▸ **WHAT THE TASK ASKS**
Find every line in the records below that holds the word "object" and copy it.

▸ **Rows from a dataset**
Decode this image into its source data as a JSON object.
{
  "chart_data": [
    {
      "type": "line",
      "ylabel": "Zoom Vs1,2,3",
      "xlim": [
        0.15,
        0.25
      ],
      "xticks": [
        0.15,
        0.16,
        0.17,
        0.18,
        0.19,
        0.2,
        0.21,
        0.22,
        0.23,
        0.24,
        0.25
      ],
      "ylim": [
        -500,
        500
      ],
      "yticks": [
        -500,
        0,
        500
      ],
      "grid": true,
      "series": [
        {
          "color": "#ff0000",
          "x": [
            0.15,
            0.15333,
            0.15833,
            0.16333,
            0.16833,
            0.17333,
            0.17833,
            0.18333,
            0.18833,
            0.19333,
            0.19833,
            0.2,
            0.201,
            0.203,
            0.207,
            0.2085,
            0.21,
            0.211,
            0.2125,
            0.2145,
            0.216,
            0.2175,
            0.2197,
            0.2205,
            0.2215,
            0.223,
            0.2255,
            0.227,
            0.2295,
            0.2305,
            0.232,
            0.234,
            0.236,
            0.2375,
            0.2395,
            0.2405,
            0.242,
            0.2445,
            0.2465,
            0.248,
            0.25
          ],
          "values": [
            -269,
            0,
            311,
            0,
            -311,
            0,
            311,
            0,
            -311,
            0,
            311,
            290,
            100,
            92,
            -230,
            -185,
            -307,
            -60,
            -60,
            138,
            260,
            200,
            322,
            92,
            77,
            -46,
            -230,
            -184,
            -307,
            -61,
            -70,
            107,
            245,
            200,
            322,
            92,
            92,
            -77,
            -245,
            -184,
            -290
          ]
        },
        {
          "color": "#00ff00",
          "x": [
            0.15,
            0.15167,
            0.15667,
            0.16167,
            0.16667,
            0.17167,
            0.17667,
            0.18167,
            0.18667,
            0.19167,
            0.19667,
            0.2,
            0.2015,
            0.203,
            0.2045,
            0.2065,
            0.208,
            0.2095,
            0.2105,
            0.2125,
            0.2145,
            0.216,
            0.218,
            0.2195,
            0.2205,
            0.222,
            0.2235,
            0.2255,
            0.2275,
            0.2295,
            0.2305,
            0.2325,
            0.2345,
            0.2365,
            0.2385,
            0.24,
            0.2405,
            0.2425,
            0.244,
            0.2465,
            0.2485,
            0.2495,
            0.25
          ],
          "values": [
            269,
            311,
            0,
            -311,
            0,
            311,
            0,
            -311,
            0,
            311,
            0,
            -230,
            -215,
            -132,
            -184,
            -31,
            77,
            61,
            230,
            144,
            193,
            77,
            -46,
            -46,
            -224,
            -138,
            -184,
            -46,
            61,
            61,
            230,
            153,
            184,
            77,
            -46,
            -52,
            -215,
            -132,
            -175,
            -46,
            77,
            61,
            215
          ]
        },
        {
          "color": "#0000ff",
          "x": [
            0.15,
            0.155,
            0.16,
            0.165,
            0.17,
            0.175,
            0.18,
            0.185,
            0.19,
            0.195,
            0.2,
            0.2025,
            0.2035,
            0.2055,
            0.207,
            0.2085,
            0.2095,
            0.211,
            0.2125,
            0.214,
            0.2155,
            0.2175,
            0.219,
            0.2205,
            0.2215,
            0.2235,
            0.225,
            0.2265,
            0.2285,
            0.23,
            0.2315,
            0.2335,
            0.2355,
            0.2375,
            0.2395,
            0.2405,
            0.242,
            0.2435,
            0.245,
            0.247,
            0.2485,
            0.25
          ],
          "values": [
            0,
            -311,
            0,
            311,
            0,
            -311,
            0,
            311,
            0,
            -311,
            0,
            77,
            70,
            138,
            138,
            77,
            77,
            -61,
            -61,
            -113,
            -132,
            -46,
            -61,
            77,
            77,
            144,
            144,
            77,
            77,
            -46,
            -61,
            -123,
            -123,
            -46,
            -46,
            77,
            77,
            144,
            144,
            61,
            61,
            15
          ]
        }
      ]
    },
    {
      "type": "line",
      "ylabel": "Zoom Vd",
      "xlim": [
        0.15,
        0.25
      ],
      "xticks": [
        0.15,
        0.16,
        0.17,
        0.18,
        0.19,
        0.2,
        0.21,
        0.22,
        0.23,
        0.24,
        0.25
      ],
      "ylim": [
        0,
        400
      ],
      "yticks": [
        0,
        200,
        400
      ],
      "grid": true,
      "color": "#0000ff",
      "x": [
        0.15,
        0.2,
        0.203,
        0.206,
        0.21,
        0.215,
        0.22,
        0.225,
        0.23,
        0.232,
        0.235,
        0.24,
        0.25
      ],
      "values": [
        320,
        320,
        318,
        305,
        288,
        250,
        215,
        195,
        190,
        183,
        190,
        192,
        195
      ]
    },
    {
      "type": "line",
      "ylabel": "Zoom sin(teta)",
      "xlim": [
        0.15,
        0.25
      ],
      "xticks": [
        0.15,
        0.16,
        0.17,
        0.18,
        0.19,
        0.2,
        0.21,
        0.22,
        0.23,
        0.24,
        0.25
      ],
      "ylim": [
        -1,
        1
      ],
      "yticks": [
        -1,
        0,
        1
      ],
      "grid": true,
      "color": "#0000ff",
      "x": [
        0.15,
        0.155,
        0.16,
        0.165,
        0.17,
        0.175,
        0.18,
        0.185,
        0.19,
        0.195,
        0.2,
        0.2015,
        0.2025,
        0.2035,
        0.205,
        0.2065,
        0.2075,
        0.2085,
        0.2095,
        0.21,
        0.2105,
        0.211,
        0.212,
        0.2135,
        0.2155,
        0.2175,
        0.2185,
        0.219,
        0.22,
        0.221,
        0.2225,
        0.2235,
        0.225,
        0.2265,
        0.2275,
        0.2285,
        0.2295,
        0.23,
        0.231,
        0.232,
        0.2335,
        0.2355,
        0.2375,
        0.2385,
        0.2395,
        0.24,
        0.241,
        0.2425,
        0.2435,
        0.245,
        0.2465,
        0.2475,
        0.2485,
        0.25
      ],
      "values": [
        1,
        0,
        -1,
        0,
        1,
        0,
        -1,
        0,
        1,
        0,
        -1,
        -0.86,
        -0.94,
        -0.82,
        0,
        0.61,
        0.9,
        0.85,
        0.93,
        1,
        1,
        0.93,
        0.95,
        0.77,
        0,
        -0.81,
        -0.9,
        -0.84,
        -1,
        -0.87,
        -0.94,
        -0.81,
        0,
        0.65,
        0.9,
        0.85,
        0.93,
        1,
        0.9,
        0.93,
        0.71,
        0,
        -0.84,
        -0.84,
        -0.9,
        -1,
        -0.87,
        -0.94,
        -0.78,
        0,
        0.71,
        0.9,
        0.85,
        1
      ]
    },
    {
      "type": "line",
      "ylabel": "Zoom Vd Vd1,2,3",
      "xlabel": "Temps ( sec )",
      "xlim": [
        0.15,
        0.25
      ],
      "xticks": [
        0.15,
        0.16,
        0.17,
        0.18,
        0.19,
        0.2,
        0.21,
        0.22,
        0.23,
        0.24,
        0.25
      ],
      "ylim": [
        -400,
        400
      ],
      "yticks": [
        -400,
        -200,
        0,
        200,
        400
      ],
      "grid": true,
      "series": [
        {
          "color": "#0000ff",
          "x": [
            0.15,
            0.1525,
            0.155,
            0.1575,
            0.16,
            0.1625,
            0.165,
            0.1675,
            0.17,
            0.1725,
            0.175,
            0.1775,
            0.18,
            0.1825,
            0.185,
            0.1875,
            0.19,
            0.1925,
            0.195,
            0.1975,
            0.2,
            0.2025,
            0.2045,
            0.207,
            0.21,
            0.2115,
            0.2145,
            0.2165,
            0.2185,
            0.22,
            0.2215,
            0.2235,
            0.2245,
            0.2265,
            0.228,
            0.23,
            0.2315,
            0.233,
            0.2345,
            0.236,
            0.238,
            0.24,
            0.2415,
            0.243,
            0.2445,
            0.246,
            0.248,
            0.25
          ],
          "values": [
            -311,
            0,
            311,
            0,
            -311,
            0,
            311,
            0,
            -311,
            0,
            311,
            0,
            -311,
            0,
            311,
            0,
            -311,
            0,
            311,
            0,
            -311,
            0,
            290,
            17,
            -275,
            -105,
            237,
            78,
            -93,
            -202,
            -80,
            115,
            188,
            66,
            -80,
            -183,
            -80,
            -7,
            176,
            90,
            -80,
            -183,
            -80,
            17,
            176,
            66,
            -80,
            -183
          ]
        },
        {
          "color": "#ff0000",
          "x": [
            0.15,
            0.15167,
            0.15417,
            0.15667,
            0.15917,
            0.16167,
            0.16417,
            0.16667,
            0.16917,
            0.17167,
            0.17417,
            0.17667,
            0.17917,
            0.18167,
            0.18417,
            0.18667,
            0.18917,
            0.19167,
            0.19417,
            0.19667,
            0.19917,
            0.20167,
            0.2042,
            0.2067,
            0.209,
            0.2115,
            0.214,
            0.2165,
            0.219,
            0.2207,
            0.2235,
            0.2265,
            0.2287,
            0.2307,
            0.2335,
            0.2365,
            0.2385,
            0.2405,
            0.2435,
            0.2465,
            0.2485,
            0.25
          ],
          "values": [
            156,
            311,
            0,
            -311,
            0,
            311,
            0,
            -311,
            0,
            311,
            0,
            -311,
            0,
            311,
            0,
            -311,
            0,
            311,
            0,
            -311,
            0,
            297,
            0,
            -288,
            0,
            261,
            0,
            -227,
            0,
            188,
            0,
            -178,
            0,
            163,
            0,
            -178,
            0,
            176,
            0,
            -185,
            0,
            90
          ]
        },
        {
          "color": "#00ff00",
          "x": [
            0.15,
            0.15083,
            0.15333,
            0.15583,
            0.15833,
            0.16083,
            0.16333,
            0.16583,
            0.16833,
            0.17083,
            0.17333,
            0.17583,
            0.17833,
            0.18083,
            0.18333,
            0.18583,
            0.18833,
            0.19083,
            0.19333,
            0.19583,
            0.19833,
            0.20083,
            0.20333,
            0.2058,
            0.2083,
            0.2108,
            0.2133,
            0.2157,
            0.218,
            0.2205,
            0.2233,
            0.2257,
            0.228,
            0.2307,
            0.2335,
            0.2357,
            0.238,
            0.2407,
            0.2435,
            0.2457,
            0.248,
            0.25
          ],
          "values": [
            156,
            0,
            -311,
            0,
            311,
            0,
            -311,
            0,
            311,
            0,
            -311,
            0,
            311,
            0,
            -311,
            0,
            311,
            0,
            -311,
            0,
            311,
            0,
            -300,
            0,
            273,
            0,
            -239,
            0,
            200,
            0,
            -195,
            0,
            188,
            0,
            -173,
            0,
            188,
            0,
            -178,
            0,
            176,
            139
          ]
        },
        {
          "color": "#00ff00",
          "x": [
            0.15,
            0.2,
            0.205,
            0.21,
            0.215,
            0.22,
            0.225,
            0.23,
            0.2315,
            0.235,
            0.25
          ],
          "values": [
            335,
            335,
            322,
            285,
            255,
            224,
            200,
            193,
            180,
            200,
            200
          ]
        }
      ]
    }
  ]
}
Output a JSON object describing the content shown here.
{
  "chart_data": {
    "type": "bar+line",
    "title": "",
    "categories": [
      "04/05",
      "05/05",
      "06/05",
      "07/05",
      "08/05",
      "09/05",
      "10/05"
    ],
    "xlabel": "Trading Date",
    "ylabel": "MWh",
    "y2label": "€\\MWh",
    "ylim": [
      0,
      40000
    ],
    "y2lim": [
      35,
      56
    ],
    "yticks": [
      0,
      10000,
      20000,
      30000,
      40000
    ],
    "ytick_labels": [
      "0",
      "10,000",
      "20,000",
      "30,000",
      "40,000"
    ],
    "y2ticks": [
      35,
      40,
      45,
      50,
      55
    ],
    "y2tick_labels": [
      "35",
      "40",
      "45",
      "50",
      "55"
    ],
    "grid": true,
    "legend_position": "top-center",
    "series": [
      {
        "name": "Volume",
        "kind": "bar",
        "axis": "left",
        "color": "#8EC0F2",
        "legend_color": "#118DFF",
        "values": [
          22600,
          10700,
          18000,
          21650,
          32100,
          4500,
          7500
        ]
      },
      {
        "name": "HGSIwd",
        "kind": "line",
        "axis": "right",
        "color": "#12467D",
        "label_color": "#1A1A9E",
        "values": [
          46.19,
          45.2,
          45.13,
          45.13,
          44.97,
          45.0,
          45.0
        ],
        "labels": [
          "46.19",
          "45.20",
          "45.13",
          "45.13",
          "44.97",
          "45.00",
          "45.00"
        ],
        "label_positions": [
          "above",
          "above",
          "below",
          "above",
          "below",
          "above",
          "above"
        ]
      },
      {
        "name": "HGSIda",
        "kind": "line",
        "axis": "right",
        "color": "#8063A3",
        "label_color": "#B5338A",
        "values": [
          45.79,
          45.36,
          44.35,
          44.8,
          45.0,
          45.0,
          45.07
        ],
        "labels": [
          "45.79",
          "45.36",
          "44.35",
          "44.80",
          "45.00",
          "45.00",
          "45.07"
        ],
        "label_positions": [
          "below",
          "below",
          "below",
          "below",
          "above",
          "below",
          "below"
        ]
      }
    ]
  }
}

▸ **COMPLETE ANSWER**
Decode this image into its source data as a JSON object.
Output a JSON object describing the content shown here.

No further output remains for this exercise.